### Exercise prompt
Each line that holds the word "Unrealisitc" should be returned.
►
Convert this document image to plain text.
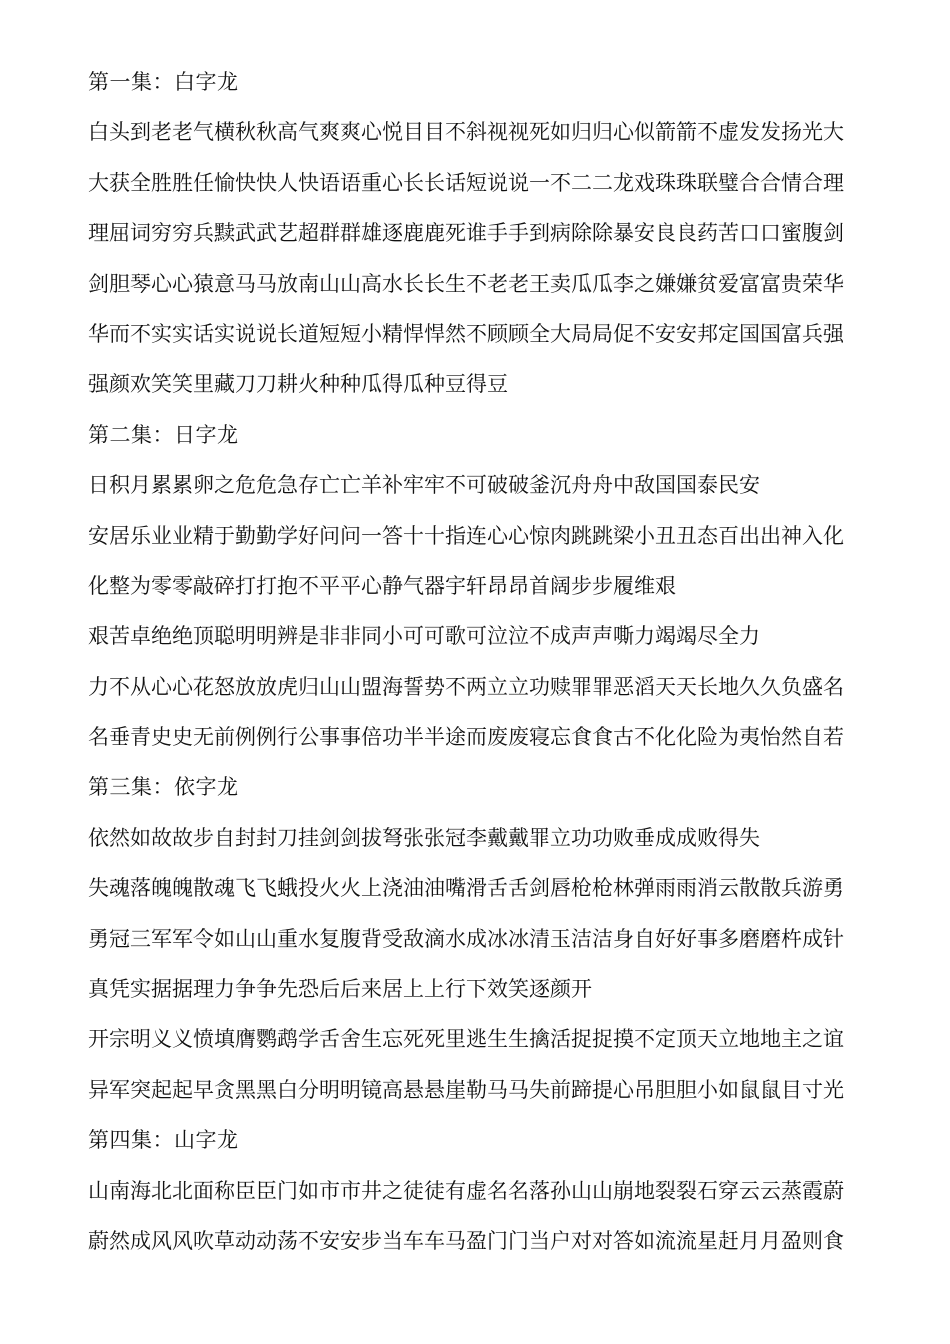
第一集：白字龙
白头到老老气横秋秋高气爽爽心悦目目不斜视视死如归归心似箭箭不虚发发扬光大
大获全胜胜任愉快快人快语语重心长长话短说说一不二二龙戏珠珠联璧合合情合理
理屈词穷穷兵黩武武艺超群群雄逐鹿鹿死谁手手到病除除暴安良良药苦口口蜜腹剑
剑胆琴心心猿意马马放南山山高水长长生不老老王卖瓜瓜李之嫌嫌贫爱富富贵荣华
华而不实实话实说说长道短短小精悍悍然不顾顾全大局局促不安安邦定国国富兵强
强颜欢笑笑里藏刀刀耕火种种瓜得瓜种豆得豆
第二集：日字龙
日积月累累卵之危危急存亡亡羊补牢牢不可破破釜沉舟舟中敌国国泰民安
安居乐业业精于勤勤学好问问一答十十指连心心惊肉跳跳梁小丑丑态百出出神入化
化整为零零敲碎打打抱不平平心静气器宇轩昂昂首阔步步履维艰
艰苦卓绝绝顶聪明明辨是非非同小可可歌可泣泣不成声声嘶力竭竭尽全力
力不从心心花怒放放虎归山山盟海誓势不两立立功赎罪罪恶滔天天长地久久负盛名
名垂青史史无前例例行公事事倍功半半途而废废寝忘食食古不化化险为夷怡然自若
第三集：依字龙
依然如故故步自封封刀挂剑剑拔弩张张冠李戴戴罪立功功败垂成成败得失
失魂落魄魄散魂飞飞蛾投火火上浇油油嘴滑舌舌剑唇枪枪林弹雨雨消云散散兵游勇
勇冠三军军令如山山重水复腹背受敌滴水成冰冰清玉洁洁身自好好事多磨磨杵成针
真凭实据据理力争争先恐后后来居上上行下效笑逐颜开
开宗明义义愤填膺鹦鹉学舌舍生忘死死里逃生生擒活捉捉摸不定顶天立地地主之谊
异军突起起早贪黑黑白分明明镜高悬悬崖勒马马失前蹄提心吊胆胆小如鼠鼠目寸光
第四集：山字龙
山南海北北面称臣臣门如市市井之徒徒有虚名名落孙山山崩地裂裂石穿云云蒸霞蔚
蔚然成风风吹草动动荡不安安步当车车马盈门门当户对对答如流流星赶月月盈则食
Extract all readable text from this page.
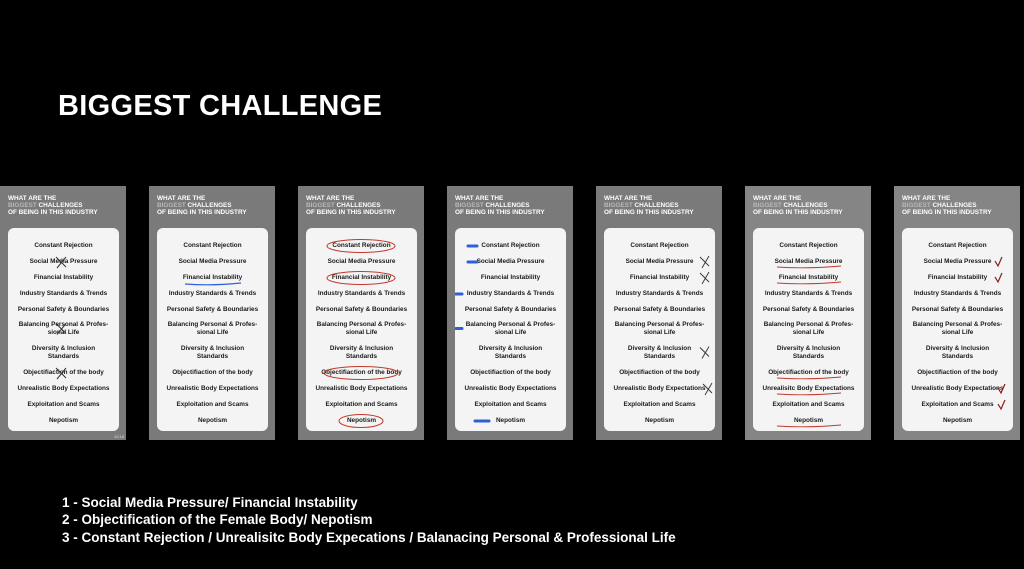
BIGGEST CHALLENGE
WHAT ARE THE
BIGGEST CHALLENGES
OF BEING IN THIS INDUSTRY
Constant Rejection
Social Media Pressure
Financial Instability
Industry Standards & Trends
Personal Safety & Boundaries
Balancing Personal & Profes-
sional Life
Diversity & Inclusion
Standards
Objectifiaction of the body
Unrealistic Body Expectations
Exploitation and Scams
Nepotism
10:18
WHAT ARE THE
BIGGEST CHALLENGES
OF BEING IN THIS INDUSTRY
Constant Rejection
Social Media Pressure
Financial Instability
Industry Standards & Trends
Personal Safety & Boundaries
Balancing Personal & Profes-
sional Life
Diversity & Inclusion
Standards
Objectifiaction of the body
Unrealistic Body Expectations
Exploitation and Scams
Nepotism
WHAT ARE THE
BIGGEST CHALLENGES
OF BEING IN THIS INDUSTRY
Constant Rejection
Social Media Pressure
Financial Instability
Industry Standards & Trends
Personal Safety & Boundaries
Balancing Personal & Profes-
sional Life
Diversity & Inclusion
Standards
Objectifiaction of the body
Unrealistic Body Expectations
Exploitation and Scams
Nepotism
WHAT ARE THE
BIGGEST CHALLENGES
OF BEING IN THIS INDUSTRY
Constant Rejection
Social Media Pressure
Financial Instability
Industry Standards & Trends
Personal Safety & Boundaries
Balancing Personal & Profes-
sional Life
Diversity & Inclusion
Standards
Objectifiaction of the body
Unrealistic Body Expectations
Exploitation and Scams
Nepotism
WHAT ARE THE
BIGGEST CHALLENGES
OF BEING IN THIS INDUSTRY
Constant Rejection
Social Media Pressure
Financial Instability
Industry Standards & Trends
Personal Safety & Boundaries
Balancing Personal & Profes-
sional Life
Diversity & Inclusion
Standards
Objectifiaction of the body
Unrealistic Body Expectations
Exploitation and Scams
Nepotism
WHAT ARE THE
BIGGEST CHALLENGES
OF BEING IN THIS INDUSTRY
Constant Rejection
Social Media Pressure
Financial Instability
Industry Standards & Trends
Personal Safety & Boundaries
Balancing Personal & Profes-
sional Life
Diversity & Inclusion
Standards
Objectifiaction of the body
Unrealisitc Body Expectations
Exploitation and Scams
Nepotism
WHAT ARE THE
BIGGEST CHALLENGES
OF BEING IN THIS INDUSTRY
Constant Rejection
Social Media Pressure
Financial Instability
Industry Standards & Trends
Personal Safety & Boundaries
Balancing Personal & Profes-
sional Life
Diversity & Inclusion
Standards
Objectifiaction of the body
Unrealistic Body Expectations
Exploitation and Scams
Nepotism
1 - Social Media Pressure/ Financial Instability
2 - Objectification of the Female Body/ Nepotism
3 - Constant Rejection / Unrealisitc Body Expecations / Balanacing Personal & Professional Life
◄
### Result of the task
Unrealisitc Body Expectations
3 - Constant Rejection / Unrealisitc Body Expecations / Balanacing Personal & Professional Life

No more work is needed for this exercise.